Within the records below, find each line that holds the string "content", then copy it.
========================================================================
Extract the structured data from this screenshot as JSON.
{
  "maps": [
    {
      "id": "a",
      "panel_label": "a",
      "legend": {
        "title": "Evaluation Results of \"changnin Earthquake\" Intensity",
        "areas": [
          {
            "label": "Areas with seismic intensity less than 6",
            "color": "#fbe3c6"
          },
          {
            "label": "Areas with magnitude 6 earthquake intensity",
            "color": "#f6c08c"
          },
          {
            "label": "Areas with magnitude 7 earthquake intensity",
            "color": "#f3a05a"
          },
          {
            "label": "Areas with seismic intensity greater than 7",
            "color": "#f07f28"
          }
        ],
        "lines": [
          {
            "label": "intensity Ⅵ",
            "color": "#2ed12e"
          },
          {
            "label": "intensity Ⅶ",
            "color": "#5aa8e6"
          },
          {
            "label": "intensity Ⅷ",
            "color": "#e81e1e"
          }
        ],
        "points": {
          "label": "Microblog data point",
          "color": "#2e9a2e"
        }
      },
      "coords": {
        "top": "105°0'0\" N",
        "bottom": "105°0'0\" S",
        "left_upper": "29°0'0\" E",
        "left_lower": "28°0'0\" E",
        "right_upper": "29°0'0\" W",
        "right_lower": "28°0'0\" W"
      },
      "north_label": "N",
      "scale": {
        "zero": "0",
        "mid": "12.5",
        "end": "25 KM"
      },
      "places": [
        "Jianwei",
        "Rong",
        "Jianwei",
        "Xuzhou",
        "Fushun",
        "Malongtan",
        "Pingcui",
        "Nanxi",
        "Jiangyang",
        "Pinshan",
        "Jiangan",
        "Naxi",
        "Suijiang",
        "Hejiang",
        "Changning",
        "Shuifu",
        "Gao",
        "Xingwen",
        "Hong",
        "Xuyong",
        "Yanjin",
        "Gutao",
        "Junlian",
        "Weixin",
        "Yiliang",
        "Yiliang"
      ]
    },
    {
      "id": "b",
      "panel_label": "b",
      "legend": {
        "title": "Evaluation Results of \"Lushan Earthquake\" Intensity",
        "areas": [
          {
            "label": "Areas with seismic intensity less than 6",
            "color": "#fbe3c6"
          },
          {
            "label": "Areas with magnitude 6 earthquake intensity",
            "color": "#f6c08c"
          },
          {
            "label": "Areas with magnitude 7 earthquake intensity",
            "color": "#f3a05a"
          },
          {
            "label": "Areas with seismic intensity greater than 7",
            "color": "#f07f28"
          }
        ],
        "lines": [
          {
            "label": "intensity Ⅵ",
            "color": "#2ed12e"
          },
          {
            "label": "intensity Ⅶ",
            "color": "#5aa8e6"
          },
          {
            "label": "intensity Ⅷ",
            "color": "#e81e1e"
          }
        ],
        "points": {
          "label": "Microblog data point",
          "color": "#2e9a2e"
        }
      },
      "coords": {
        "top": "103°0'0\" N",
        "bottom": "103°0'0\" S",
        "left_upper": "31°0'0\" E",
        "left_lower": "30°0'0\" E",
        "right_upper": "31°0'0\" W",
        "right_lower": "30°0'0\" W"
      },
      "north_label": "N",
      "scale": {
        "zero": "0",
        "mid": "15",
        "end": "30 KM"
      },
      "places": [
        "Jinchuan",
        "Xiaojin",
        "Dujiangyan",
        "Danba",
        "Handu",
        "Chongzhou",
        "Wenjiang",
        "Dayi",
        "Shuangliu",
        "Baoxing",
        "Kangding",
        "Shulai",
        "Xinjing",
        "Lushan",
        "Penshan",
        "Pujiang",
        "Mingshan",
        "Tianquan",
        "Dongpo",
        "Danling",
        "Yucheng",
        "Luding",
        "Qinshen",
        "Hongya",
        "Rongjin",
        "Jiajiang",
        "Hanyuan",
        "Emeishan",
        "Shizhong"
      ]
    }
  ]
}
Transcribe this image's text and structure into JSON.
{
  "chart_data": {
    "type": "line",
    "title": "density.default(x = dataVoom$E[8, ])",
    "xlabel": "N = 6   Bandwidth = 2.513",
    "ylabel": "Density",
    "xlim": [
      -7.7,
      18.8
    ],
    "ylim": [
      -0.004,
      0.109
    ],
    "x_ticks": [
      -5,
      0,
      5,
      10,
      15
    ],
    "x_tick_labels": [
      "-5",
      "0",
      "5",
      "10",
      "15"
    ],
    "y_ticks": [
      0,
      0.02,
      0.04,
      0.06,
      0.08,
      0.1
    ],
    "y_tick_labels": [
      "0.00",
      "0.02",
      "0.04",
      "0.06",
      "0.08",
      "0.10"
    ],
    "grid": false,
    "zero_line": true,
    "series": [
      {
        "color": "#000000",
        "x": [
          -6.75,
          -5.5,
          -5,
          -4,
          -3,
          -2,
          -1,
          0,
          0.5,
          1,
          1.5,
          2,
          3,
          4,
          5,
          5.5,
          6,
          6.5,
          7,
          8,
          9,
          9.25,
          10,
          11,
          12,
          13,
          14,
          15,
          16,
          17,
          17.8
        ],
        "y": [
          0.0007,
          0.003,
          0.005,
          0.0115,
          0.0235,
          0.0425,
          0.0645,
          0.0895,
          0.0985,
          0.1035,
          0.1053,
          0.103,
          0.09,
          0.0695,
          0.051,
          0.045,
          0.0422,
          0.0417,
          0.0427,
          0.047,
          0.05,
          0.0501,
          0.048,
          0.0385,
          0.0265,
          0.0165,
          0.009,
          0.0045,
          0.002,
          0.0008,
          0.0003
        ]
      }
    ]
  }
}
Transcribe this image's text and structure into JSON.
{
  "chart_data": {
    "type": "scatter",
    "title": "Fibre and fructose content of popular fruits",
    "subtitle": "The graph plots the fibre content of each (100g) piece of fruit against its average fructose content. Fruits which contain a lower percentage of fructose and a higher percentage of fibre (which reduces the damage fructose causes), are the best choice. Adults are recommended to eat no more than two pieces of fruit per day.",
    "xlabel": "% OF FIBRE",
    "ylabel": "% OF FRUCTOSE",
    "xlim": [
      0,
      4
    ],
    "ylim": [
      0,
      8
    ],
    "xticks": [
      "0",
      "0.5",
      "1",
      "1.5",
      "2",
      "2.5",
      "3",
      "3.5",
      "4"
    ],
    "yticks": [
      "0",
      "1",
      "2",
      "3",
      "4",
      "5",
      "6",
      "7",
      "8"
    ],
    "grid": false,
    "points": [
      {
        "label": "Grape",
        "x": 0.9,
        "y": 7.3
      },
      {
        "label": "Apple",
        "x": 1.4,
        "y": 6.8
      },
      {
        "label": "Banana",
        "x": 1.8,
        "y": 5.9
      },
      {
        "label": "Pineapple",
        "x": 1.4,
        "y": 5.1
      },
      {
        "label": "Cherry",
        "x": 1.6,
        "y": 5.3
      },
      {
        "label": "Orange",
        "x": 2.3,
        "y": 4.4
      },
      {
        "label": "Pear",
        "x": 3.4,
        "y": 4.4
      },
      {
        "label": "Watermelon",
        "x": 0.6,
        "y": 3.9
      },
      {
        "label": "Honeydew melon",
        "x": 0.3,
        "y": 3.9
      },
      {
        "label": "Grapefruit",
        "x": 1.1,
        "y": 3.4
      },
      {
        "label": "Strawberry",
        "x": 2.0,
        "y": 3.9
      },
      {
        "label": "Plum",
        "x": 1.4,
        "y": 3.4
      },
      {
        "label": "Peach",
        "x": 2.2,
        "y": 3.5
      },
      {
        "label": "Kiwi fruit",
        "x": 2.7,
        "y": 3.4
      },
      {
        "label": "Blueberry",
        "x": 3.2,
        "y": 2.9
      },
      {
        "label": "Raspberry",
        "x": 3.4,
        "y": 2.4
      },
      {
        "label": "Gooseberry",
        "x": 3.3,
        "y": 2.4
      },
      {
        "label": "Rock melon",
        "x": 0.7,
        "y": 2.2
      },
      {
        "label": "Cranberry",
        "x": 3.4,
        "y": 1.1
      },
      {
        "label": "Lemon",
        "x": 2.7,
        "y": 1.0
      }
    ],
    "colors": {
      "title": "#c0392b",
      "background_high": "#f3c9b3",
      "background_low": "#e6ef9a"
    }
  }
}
========================================================================
**Final answer:**
    "title": "Fibre and fructose content of popular fruits",
    "subtitle": "The graph plots the fibre content of each (100g) piece of fruit against its average fructose content. Fruits which contain a lower percentage of fructose and a higher percentage of fibre (which reduces the damage fructose causes), are the best choice. Adults are recommended to eat no more than two pieces of fruit per day.",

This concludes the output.